### [Your goal]
Return each line of the records with nothing changed, pictures excepted.

### [Raw records]
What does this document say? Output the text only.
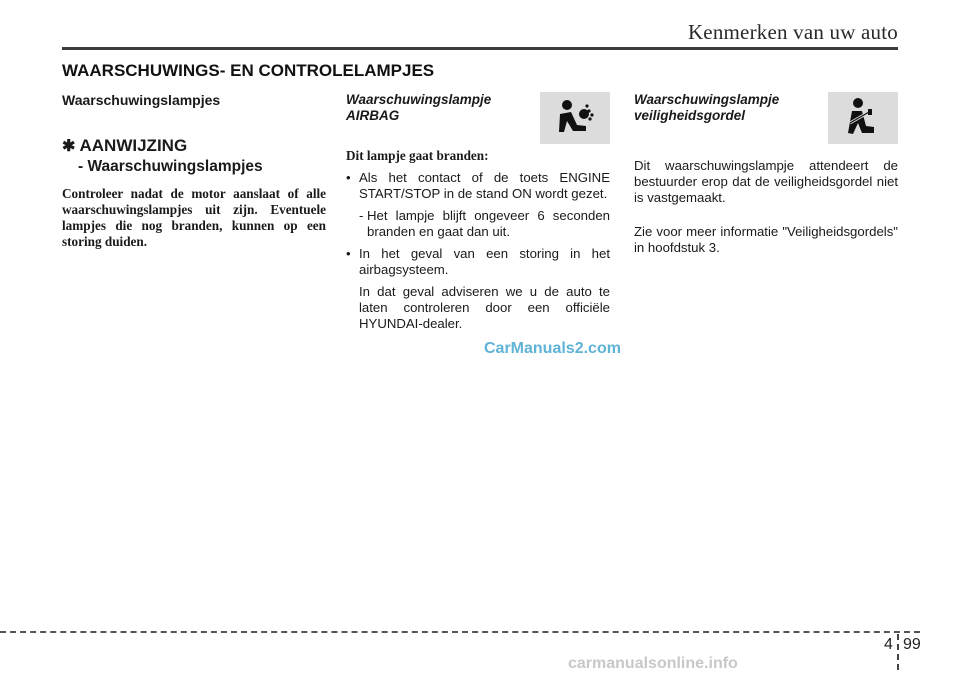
Kenmerken van uw auto
WAARSCHUWINGS- EN CONTROLELAMPJES

Waarschuwingslampjes

✱ AANWIJZING
- Waarschuwingslampjes
Controleer nadat de motor aanslaat of alle waarschuwingslampjes uit zijn. Eventuele lampjes die nog branden, kunnen op een storing duiden.
Waarschuwingslampje
AIRBAG
Dit lampje gaat branden:

• Als het contact of de toets ENGINE START/STOP in de stand ON wordt gezet.

- Het lampje blijft ongeveer 6 seconden branden en gaat dan uit.

• In het geval van een storing in het airbagsysteem.

In dat geval adviseren we u de auto te laten controleren door een officiële HYUNDAI-dealer.

Waarschuwingslampje
veiligheidsgordel

Dit waarschuwingslampje attendeert de bestuurder erop dat de veiligheidsgordel niet is vastgemaakt.

Zie voor meer informatie "Veiligheidsgordels" in hoofdstuk 3.

CarManuals2.com
carmanualsonline.info
4 99
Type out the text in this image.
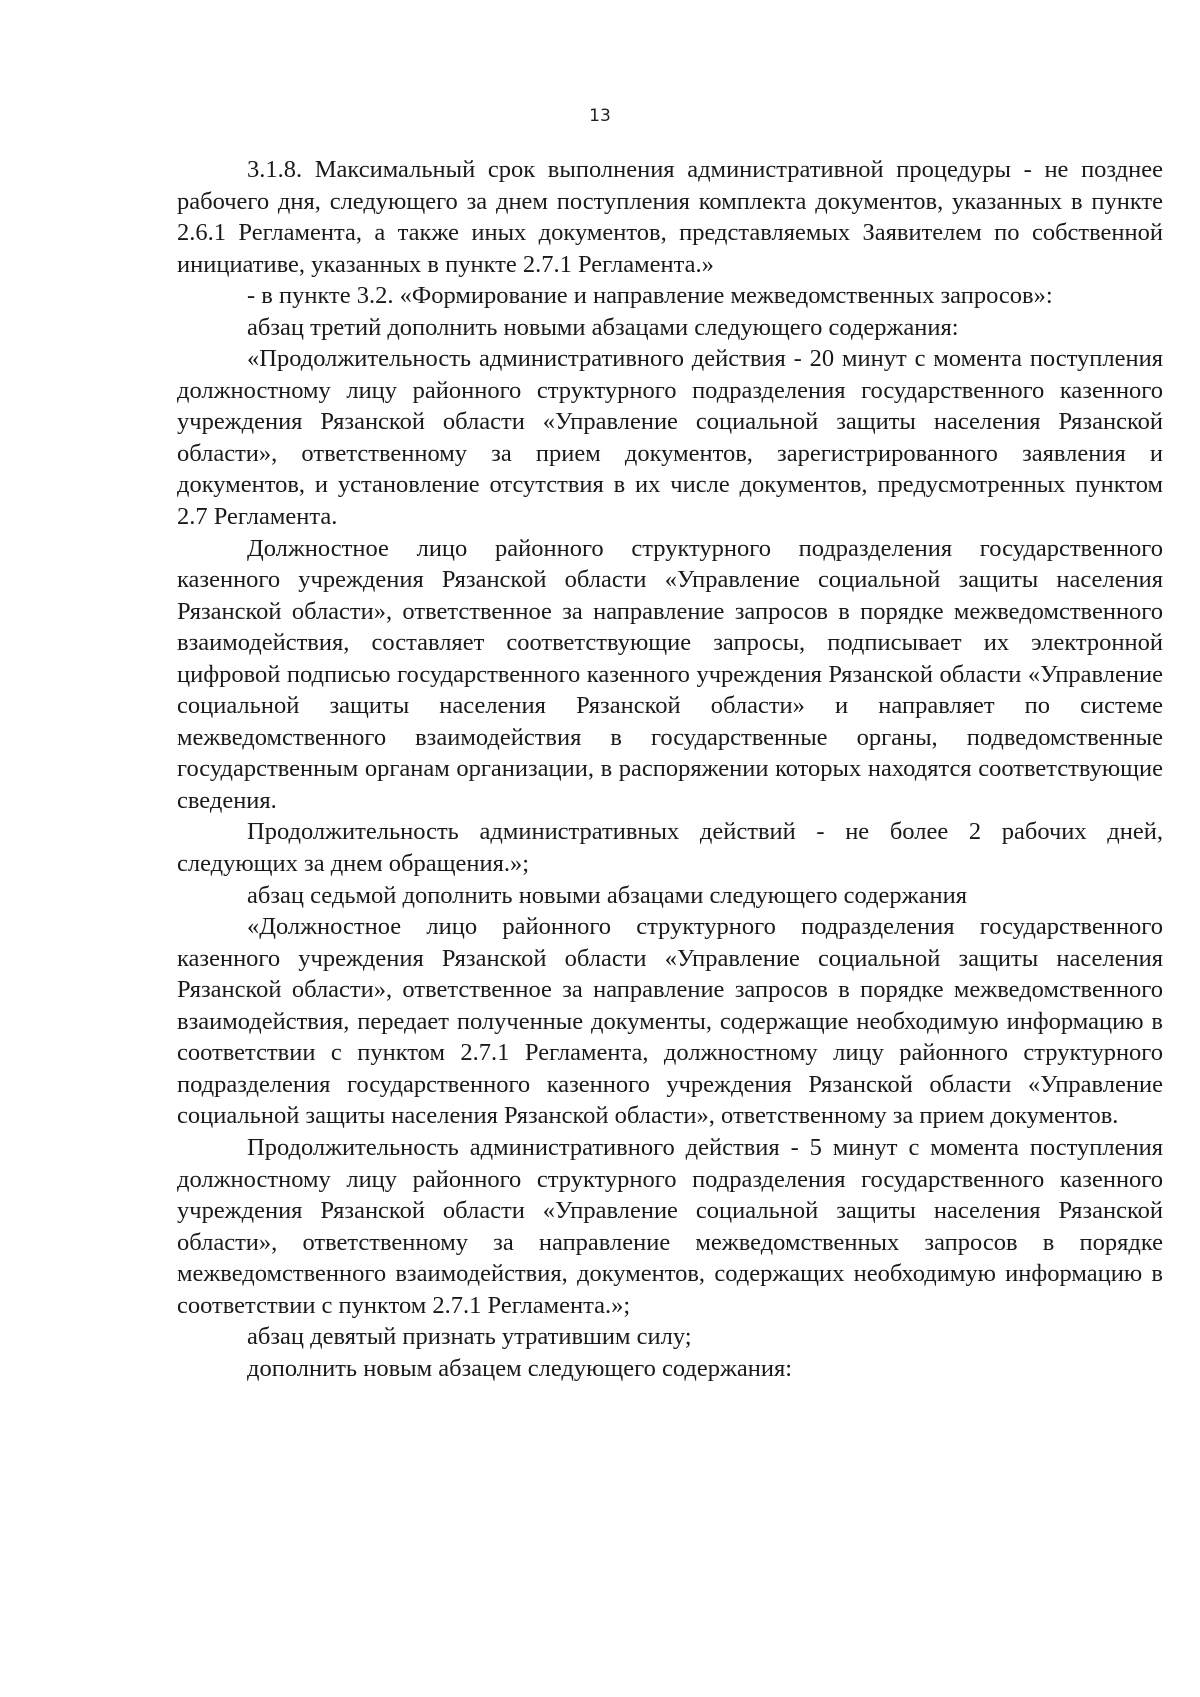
13

3.1.8. Максимальный срок выполнения административной процедуры - не позднее рабочего дня, следующего за днем поступления комплекта документов, указанных в пункте 2.6.1 Регламента, а также иных документов, представляемых Заявителем по собственной инициативе, указанных в пункте 2.7.1 Регламента.»

- в пункте 3.2. «Формирование и направление межведомственных запросов»:

абзац третий дополнить новыми абзацами следующего содержания:

«Продолжительность административного действия - 20 минут с момента поступления должностному лицу районного структурного подразделения государственного казенного учреждения Рязанской области «Управление социальной защиты населения Рязанской области», ответственному за прием документов, зарегистрированного заявления и документов, и установление отсутствия в их числе документов, предусмотренных пунктом 2.7 Регламента.

Должностное лицо районного структурного подразделения государственного казенного учреждения Рязанской области «Управление социальной защиты населения Рязанской области», ответственное за направление запросов в порядке межведомственного взаимодействия, составляет соответствующие запросы, подписывает их электронной цифровой подписью государственного казенного учреждения Рязанской области «Управление социальной защиты населения Рязанской области» и направляет по системе межведомственного взаимодействия в государственные органы, подведомственные государственным органам организации, в распоряжении которых находятся соответствующие сведения.

Продолжительность административных действий - не более 2 рабочих дней, следующих за днем обращения.»;

абзац седьмой дополнить новыми абзацами следующего содержания

«Должностное лицо районного структурного подразделения государственного казенного учреждения Рязанской области «Управление социальной защиты населения Рязанской области», ответственное за направление запросов в порядке межведомственного взаимодействия, передает полученные документы, содержащие необходимую информацию в соответствии с пунктом 2.7.1 Регламента, должностному лицу районного структурного подразделения государственного казенного учреждения Рязанской области «Управление социальной защиты населения Рязанской области», ответственному за прием документов.

Продолжительность административного действия - 5 минут с момента поступления должностному лицу районного структурного подразделения государственного казенного учреждения Рязанской области «Управление социальной защиты населения Рязанской области», ответственному за направление межведомственных запросов в порядке межведомственного взаимодействия, документов, содержащих необходимую информацию в соответствии с пунктом 2.7.1 Регламента.»;

абзац девятый признать утратившим силу;

дополнить новым абзацем следующего содержания:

### [Worked solution]
What does this document say? Output the text only.
Kenmerken van uw auto
WAARSCHUWINGS- EN CONTROLELAMPJES

Waarschuwingslampjes

✱ AANWIJZING
- Waarschuwingslampjes
Controleer nadat de motor aanslaat of alle waarschuwingslampjes uit zijn. Eventuele lampjes die nog branden, kunnen op een storing duiden.
Waarschuwingslampje
AIRBAG
Dit lampje gaat branden:

• Als het contact of de toets ENGINE START/STOP in de stand ON wordt gezet.

- Het lampje blijft ongeveer 6 seconden branden en gaat dan uit.

• In het geval van een storing in het airbagsysteem.

In dat geval adviseren we u de auto te laten controleren door een officiële HYUNDAI-dealer.

Waarschuwingslampje
veiligheidsgordel

Dit waarschuwingslampje attendeert de bestuurder erop dat de veiligheidsgordel niet is vastgemaakt.

Zie voor meer informatie "Veiligheidsgordels" in hoofdstuk 3.

CarManuals2.com
carmanualsonline.info
4 99
Type out the text in this image.
13

3.1.8. Максимальный срок выполнения административной процедуры - не позднее рабочего дня, следующего за днем поступления комплекта документов, указанных в пункте 2.6.1 Регламента, а также иных документов, представляемых Заявителем по собственной инициативе, указанных в пункте 2.7.1 Регламента.»

- в пункте 3.2. «Формирование и направление межведомственных запросов»:

абзац третий дополнить новыми абзацами следующего содержания:

«Продолжительность административного действия - 20 минут с момента поступления должностному лицу районного структурного подразделения государственного казенного учреждения Рязанской области «Управление социальной защиты населения Рязанской области», ответственному за прием документов, зарегистрированного заявления и документов, и установление отсутствия в их числе документов, предусмотренных пунктом 2.7 Регламента.

Должностное лицо районного структурного подразделения государственного казенного учреждения Рязанской области «Управление социальной защиты населения Рязанской области», ответственное за направление запросов в порядке межведомственного взаимодействия, составляет соответствующие запросы, подписывает их электронной цифровой подписью государственного казенного учреждения Рязанской области «Управление социальной защиты населения Рязанской области» и направляет по системе межведомственного взаимодействия в государственные органы, подведомственные государственным органам организации, в распоряжении которых находятся соответствующие сведения.

Продолжительность административных действий - не более 2 рабочих дней, следующих за днем обращения.»;

абзац седьмой дополнить новыми абзацами следующего содержания

«Должностное лицо районного структурного подразделения государственного казенного учреждения Рязанской области «Управление социальной защиты населения Рязанской области», ответственное за направление запросов в порядке межведомственного взаимодействия, передает полученные документы, содержащие необходимую информацию в соответствии с пунктом 2.7.1 Регламента, должностному лицу районного структурного подразделения государственного казенного учреждения Рязанской области «Управление социальной защиты населения Рязанской области», ответственному за прием документов.

Продолжительность административного действия - 5 минут с момента поступления должностному лицу районного структурного подразделения государственного казенного учреждения Рязанской области «Управление социальной защиты населения Рязанской области», ответственному за направление межведомственных запросов в порядке межведомственного взаимодействия, документов, содержащих необходимую информацию в соответствии с пунктом 2.7.1 Регламента.»;

абзац девятый признать утратившим силу;

дополнить новым абзацем следующего содержания:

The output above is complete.